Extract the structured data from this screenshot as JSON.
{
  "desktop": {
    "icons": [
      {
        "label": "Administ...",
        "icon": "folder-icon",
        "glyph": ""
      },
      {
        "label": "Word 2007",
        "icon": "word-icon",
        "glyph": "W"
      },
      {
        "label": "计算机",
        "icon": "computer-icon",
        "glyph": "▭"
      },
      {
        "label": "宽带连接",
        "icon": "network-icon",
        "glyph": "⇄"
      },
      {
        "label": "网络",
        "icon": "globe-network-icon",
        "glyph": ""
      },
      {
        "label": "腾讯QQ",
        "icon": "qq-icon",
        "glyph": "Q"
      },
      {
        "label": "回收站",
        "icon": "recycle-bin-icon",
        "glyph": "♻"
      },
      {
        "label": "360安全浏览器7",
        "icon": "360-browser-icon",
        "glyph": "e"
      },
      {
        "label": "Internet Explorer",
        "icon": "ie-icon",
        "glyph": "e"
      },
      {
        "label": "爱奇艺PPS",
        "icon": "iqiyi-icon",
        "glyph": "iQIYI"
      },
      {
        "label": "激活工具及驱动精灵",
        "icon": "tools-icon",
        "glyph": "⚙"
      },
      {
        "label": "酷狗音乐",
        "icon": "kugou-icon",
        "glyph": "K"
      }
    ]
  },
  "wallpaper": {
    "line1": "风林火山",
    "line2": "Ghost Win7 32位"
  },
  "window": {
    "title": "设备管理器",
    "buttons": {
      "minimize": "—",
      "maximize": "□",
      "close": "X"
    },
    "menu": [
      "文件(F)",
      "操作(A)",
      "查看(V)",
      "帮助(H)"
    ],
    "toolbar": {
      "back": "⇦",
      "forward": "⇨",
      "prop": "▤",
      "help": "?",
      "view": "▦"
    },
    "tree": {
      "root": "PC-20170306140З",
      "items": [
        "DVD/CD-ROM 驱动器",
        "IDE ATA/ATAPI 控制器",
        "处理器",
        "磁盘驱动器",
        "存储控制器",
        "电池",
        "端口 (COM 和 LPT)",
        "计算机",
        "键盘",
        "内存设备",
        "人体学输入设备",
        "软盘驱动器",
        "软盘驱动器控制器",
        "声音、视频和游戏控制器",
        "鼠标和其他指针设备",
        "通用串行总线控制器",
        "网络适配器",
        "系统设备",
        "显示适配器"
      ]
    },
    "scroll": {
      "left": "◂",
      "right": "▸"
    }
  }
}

Directive:
Collect every line above that contains the word "label".

Result for this exercise:
        "label": "Administ...",
        "label": "Word 2007",
        "label": "计算机",
        "label": "宽带连接",
        "label": "网络",
        "label": "腾讯QQ",
        "label": "回收站",
        "label": "360安全浏览器7",
        "label": "Internet Explorer",
        "label": "爱奇艺PPS",
        "label": "激活工具及驱动精灵",
        "label": "酷狗音乐",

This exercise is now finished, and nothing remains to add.